Young Chang The family most intimate with...
Young Chang
The family most intimate with the Orange County Fair prefers to
stay behind the scenes, or in the barn or behind the boardroom doors
or beneath the brim of a wide straw hat, depending on which Bailey
you’re talking about.
You might have seen the head of the family grooming goats or
cleaning pens at Centennial Farm. Jim Bailey, the 73-year-old creator
and former head of the farm, says it’s important that kids today have
a place to learn about caring for animals.
His wife Helen Bailey works in the Collections and Memorabilia
department. After a lifetime here as everything from a 4-H leader to
the cook in the pit barbecue during fair staff dinners, the
72-year-old now works in quieter and calmer spaces that contain other
people’s valuables.
Their daughter Becky Bailey-Findley wears sharp suits and works in
an office. The 48-year-old general manager of the fair heads up the
two-week-plus tradition of funnel cakes, rides and exhibits. As
someone who’s grown up at the fair and been intricately involved in
nearly every corner of it, doing paperwork, leading board meetings
and reporting to the state’s Division of Fair and Exposition (because
the fair is a state agency) is anything but administrative busywork
for Bailey-Findley.

################

### SHORT PROBLEM A
Please output the passage about the Bailey family word for word, starting with "Young Chang The" and going on through "you’re talking about.".
The passage about the Bailey family has no connection to the rows that follow it.

### RECORDS FOR THIS EXERCISE
################

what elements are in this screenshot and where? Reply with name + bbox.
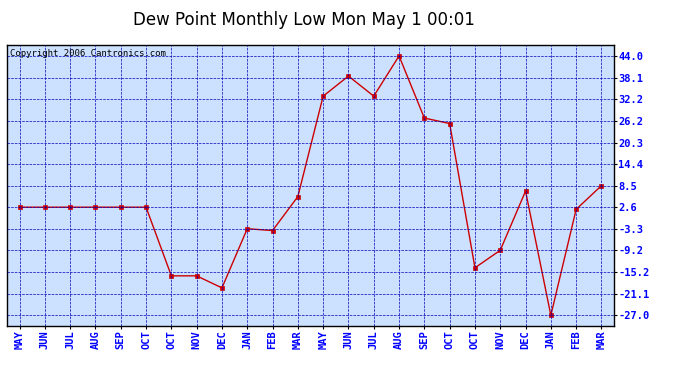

################

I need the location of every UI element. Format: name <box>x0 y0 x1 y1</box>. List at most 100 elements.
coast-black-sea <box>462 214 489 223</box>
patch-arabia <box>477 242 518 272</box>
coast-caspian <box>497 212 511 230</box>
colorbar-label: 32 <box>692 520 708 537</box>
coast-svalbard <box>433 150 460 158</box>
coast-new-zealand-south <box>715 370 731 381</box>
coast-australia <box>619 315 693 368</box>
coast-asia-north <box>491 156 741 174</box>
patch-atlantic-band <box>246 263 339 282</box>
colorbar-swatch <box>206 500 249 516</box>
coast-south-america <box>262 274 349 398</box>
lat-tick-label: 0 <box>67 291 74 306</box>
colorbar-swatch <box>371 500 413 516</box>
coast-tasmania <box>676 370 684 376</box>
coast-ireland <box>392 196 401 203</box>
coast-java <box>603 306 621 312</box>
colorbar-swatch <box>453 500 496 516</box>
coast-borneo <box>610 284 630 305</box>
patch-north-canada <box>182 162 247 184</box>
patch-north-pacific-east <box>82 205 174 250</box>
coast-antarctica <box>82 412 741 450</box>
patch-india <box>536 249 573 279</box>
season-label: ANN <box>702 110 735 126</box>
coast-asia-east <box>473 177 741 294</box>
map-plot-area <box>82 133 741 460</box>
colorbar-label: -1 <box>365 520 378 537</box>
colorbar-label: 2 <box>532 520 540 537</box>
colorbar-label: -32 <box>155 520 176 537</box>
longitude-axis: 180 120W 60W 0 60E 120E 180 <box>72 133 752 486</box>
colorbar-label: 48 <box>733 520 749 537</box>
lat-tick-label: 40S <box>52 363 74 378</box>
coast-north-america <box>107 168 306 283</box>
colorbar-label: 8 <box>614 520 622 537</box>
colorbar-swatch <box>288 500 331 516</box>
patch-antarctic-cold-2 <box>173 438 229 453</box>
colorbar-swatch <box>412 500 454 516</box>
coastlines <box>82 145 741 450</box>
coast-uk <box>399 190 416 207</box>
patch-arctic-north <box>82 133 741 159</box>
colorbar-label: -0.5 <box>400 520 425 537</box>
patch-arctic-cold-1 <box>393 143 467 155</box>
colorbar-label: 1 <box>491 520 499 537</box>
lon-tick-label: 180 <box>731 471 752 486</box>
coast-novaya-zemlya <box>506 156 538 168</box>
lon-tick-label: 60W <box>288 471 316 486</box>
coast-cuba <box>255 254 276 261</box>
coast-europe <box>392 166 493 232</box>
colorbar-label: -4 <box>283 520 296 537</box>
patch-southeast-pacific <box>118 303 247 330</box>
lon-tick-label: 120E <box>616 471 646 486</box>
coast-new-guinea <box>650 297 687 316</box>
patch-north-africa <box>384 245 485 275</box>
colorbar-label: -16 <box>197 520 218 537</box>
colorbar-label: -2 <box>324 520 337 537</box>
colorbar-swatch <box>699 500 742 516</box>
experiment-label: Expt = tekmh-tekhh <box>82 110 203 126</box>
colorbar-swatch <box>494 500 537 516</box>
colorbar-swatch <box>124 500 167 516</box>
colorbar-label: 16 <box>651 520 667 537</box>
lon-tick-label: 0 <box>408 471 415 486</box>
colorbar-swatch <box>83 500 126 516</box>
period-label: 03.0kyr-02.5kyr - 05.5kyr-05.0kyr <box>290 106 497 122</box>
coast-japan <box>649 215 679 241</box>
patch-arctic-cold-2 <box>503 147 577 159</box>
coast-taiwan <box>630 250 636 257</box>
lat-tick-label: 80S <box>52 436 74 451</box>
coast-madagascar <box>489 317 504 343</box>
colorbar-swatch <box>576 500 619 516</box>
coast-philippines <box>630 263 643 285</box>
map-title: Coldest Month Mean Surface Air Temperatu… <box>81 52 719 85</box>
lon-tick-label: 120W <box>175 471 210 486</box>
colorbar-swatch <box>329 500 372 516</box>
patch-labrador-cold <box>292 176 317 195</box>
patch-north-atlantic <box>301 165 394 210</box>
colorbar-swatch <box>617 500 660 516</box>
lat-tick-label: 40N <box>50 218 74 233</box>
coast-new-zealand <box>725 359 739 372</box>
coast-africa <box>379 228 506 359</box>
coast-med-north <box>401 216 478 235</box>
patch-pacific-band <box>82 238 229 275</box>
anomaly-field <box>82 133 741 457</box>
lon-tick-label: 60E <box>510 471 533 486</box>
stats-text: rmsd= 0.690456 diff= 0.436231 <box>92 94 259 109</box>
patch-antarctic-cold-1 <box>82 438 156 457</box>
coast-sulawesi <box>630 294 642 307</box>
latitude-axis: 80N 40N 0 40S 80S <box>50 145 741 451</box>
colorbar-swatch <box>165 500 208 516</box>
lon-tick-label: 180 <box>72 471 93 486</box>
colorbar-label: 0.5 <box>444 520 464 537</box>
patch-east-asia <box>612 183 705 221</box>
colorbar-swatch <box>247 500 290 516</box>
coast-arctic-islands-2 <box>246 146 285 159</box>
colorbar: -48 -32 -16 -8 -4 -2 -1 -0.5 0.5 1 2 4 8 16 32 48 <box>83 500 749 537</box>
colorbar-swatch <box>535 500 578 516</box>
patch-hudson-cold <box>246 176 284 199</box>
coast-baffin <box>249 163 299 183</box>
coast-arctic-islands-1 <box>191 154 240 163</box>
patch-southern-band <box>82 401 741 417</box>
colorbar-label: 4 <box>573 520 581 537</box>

################

### SHORT PROBLEM B
In the rows, starting with the line with "I need the location" and going on through the line with "coast-ireland <box>392 196 401 203</box>", replace "colorbar-swatch" with "legend-swatch" and give only those lines, with nothing else changed.

### TASK SOLUTION A
Young Chang The family most intimate with...
Young Chang
The family most intimate with the Orange County Fair prefers to
stay behind the scenes, or in the barn or behind the boardroom doors
or beneath the brim of a wide straw hat, depending on which Bailey
you’re talking about.

### TASK SOLUTION B
I need the location of every UI element. Format: name <box>x0 y0 x1 y1</box>. List at most 100 elements.
coast-black-sea <box>462 214 489 223</box>
patch-arabia <box>477 242 518 272</box>
coast-caspian <box>497 212 511 230</box>
colorbar-label: 32 <box>692 520 708 537</box>
coast-svalbard <box>433 150 460 158</box>
coast-new-zealand-south <box>715 370 731 381</box>
coast-australia <box>619 315 693 368</box>
coast-asia-north <box>491 156 741 174</box>
patch-atlantic-band <box>246 263 339 282</box>
legend-swatch <box>206 500 249 516</box>
coast-south-america <box>262 274 349 398</box>
lat-tick-label: 0 <box>67 291 74 306</box>
legend-swatch <box>371 500 413 516</box>
coast-tasmania <box>676 370 684 376</box>
coast-ireland <box>392 196 401 203</box>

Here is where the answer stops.